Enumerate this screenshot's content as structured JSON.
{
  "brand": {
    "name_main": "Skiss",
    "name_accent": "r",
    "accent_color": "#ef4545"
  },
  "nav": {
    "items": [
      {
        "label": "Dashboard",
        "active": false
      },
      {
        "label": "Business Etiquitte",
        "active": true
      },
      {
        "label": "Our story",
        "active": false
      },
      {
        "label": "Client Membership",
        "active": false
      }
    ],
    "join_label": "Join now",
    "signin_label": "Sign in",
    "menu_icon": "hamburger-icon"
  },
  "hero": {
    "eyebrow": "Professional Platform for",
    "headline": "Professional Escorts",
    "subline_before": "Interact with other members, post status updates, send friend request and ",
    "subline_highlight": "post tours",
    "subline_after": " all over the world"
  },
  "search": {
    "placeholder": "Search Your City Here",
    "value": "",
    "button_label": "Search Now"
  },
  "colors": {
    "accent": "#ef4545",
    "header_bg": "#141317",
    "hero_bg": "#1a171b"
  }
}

▶ _Task goal_
Repeat the data precisely, line by line.

▶ _Answer to this problem_
Enumerate this screenshot's content as structured JSON.
{
  "brand": {
    "name_main": "Skiss",
    "name_accent": "r",
    "accent_color": "#ef4545"
  },
  "nav": {
    "items": [
      {
        "label": "Dashboard",
        "active": false
      },
      {
        "label": "Business Etiquitte",
        "active": true
      },
      {
        "label": "Our story",
        "active": false
      },
      {
        "label": "Client Membership",
        "active": false
      }
    ],
    "join_label": "Join now",
    "signin_label": "Sign in",
    "menu_icon": "hamburger-icon"
  },
  "hero": {
    "eyebrow": "Professional Platform for",
    "headline": "Professional Escorts",
    "subline_before": "Interact with other members, post status updates, send friend request and ",
    "subline_highlight": "post tours",
    "subline_after": " all over the world"
  },
  "search": {
    "placeholder": "Search Your City Here",
    "value": "",
    "button_label": "Search Now"
  },
  "colors": {
    "accent": "#ef4545",
    "header_bg": "#141317",
    "hero_bg": "#1a171b"
  }
}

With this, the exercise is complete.